Tasks to carry out.
[1] Reproduce verbatim the portion of the passage about Maya and the Deep Downs starting at "Reflecting on our" and ending at "a fortune cookie.".
[2] Resume the passage about Maya and the Deep Downs, writing on from its last sentence.

Text shown.
Maya has a thing or two she can learn from Mama, and indeed, she wants to, but a healthy dose of skepticism and spite keep her locked in a spiral of anger and grief.
Tweens crave to be seen, heard and understood, but they don’t always have the language or feel safe enough to express themselves. Instead, they may keep their worries locked inside, bundled together as the Deep Downs. As Maya explains, the Deep Downs are the secret questions, thoughts and heavy feelings “we’re too embarrassed or scared to tell anyone else.” These very secrets are so often the fuel for further misunderstandings.
Reflecting on our tween years, most adults could probably craft a long list of Deep Downs. This is the stuff of locked diaries and whispered conversations between best friends. These are the questions we didn’t want to ask, but we genuinely wished the answers would arrive as easily as opening a fortune cookie.

Entries supplied.
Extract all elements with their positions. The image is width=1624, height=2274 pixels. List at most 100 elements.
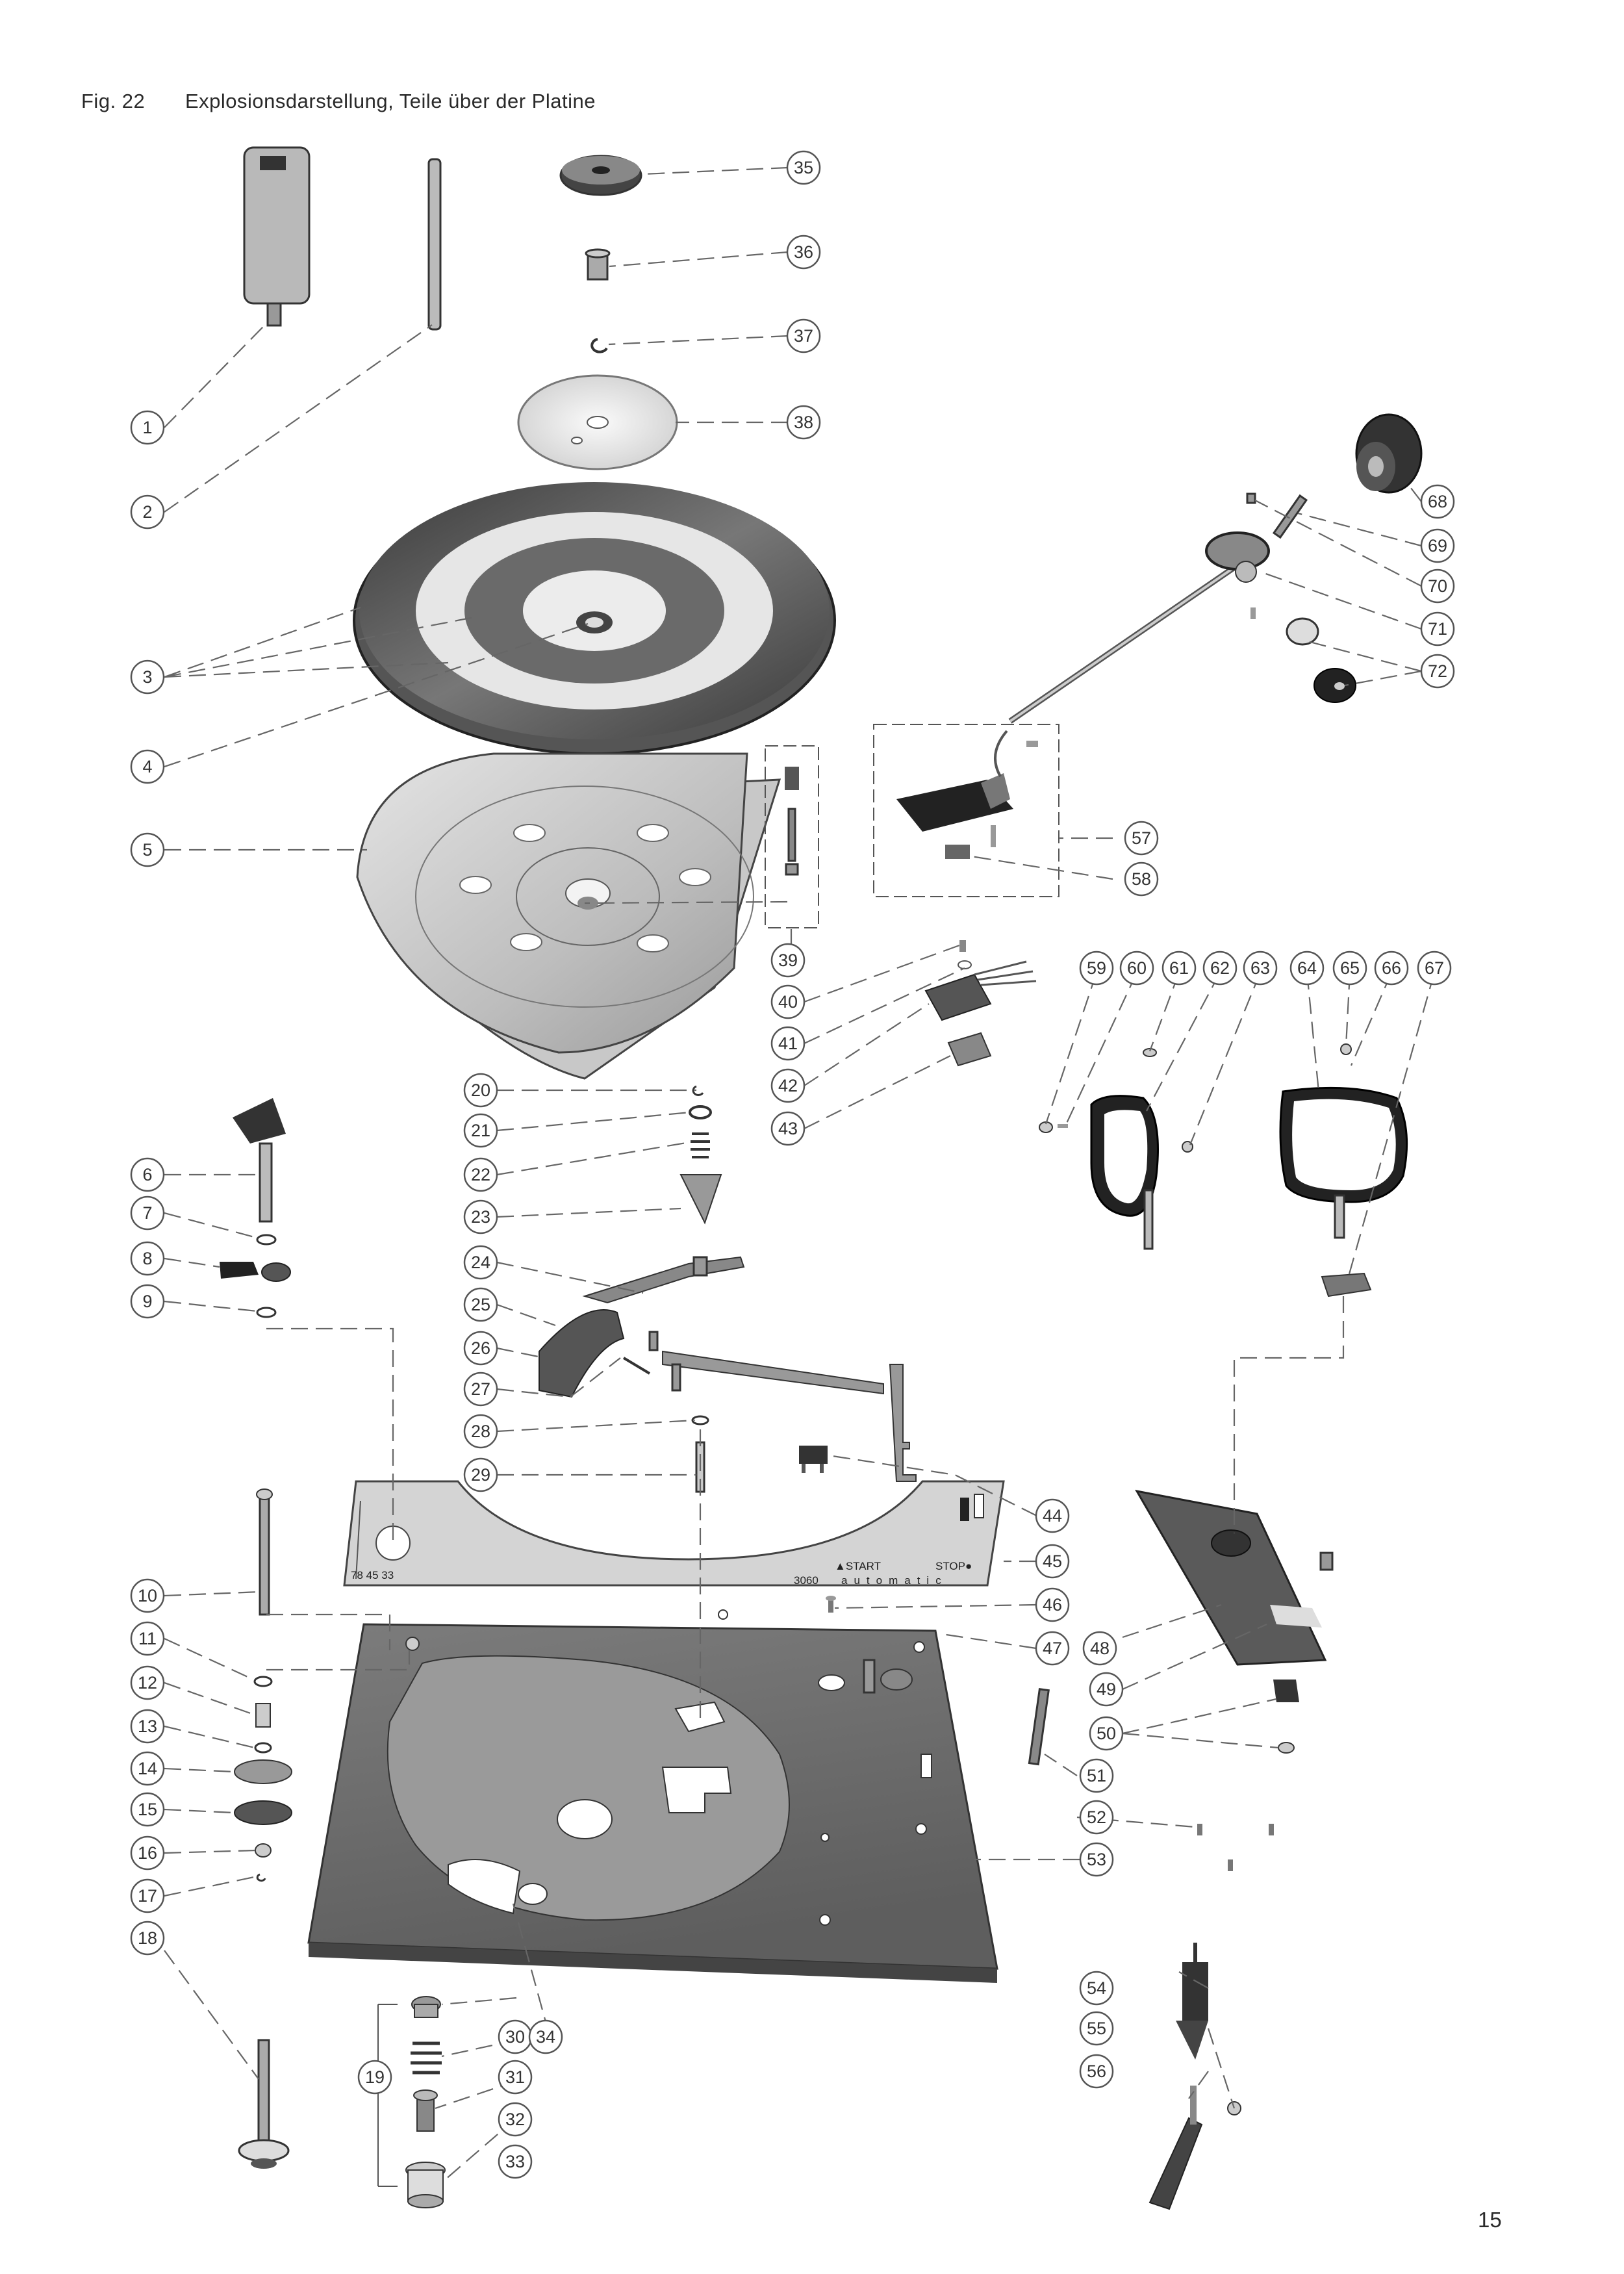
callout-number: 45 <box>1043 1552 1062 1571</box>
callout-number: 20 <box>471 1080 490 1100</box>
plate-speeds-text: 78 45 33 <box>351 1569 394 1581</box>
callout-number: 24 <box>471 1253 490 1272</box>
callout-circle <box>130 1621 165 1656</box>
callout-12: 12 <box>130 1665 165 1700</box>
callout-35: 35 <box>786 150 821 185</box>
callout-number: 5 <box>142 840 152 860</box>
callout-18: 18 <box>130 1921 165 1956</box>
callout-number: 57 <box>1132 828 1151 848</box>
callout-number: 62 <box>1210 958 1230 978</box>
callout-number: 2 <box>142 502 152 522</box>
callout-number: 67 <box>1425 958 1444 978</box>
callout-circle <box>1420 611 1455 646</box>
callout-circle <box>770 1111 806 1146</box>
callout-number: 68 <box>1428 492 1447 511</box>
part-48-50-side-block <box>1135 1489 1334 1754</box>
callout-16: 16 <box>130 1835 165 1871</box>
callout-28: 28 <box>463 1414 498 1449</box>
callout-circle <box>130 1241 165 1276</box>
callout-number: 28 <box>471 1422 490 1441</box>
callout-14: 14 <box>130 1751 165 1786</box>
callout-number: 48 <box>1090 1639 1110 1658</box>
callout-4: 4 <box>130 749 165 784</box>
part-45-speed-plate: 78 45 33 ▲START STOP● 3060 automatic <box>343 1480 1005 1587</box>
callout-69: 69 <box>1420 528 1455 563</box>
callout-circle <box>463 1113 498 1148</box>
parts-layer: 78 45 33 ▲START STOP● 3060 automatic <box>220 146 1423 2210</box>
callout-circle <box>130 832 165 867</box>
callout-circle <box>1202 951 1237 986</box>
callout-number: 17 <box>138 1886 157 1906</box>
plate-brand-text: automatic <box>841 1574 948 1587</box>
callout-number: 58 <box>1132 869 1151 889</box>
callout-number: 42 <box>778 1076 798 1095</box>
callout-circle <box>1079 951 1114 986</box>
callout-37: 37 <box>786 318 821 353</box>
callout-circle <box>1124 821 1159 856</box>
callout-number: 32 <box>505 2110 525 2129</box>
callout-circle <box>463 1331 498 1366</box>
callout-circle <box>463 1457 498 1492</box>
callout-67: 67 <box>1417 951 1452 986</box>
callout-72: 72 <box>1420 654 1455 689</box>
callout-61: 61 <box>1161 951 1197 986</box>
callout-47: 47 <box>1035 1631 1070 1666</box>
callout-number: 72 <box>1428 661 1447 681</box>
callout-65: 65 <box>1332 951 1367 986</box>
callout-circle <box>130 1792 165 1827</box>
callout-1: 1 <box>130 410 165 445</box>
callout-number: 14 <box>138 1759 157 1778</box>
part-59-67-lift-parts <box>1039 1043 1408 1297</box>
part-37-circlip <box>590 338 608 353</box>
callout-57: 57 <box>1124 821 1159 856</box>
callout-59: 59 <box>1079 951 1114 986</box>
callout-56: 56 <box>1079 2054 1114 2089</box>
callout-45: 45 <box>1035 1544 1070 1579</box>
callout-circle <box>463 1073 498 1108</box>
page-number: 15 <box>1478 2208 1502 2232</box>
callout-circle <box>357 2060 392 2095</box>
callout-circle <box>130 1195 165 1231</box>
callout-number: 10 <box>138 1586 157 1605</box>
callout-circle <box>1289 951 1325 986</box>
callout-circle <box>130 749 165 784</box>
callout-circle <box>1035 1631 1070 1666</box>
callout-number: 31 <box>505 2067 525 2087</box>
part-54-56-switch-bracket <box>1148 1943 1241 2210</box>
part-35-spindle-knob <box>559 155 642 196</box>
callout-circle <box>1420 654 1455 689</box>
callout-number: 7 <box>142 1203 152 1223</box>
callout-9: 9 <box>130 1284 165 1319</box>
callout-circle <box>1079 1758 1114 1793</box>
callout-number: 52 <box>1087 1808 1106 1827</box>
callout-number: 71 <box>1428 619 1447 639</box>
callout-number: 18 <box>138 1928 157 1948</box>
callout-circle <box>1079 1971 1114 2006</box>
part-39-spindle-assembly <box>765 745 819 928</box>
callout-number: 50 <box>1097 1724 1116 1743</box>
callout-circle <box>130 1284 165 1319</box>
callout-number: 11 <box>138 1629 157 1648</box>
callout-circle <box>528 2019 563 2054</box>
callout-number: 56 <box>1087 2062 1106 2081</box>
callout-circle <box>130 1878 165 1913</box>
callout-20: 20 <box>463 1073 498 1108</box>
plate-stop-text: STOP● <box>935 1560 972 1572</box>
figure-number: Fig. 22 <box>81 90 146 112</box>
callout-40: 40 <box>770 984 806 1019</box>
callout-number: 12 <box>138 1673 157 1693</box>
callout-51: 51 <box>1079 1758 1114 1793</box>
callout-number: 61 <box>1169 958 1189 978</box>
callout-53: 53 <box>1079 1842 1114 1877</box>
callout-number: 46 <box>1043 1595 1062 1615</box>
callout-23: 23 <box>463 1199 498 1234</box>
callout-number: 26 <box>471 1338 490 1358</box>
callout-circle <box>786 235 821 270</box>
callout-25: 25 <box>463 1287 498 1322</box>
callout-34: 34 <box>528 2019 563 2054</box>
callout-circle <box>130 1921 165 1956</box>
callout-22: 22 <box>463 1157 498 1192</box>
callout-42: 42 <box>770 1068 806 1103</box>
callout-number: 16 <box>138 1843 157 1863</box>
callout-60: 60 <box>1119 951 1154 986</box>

Answers by task.
[1]
Reflecting on our tween years, most adults could probably craft a long list of Deep Downs. This is the stuff of locked diaries and whispered conversations between best friends. These are the questions we didn’t want to ask, but we genuinely wished the answers would arrive as easily as opening a fortune cookie.

[2]
“Yeah, we need to be better at sharing our Deep Downs. All three of us.” ~Daddy
Not only does Maya have Deep Downs, her parents have them as well. In fact, it’s her parents’ buried regrets bubbling up to the surface that cause the family rift. Their unresolved and unexamined feelings about the past profoundly impact Maya’s life in the present. She wants to know why her mom seems disenchanted with Daddy and with her, too.
Eavesdropping on whispered arguments, Maya is left with ever more questions. Later, when she finally catches a glimpse of Mama’s long missing smile, she wonders if it’s possible for the three of them to ever be happy together.
Adults are sometimes guilty of telling kids, “you’ll understand when you get older.” And while that may be true, it doesn’t quiet the Deep Downs. As an introverted only child, I found solace and answers in books. I especially cherished books that told the truth on the page. Even if the circumstances differed from mine, I recognized the honest grappling. The perspectives from fictional families helped explain my own.
Maya finds the answers she seeks in two places. One of those is with a caring adult. Rather than an adventure, where adults can sometimes recede from the storyline, this story highlights complicated family dynamics and the ways grown-ups can show up and offer gentle support. In this case, Daddy’s twin brother, Uncle J, is Maya’s greatest champion. It’s a blessing and a curse, having someone who looks and sounds just like Daddy, but isn’t. Uncle J lends a listening ear and encourages her to tune in to her own voice.
Where else does she find answers? Her treasured Wheel of Fortunes.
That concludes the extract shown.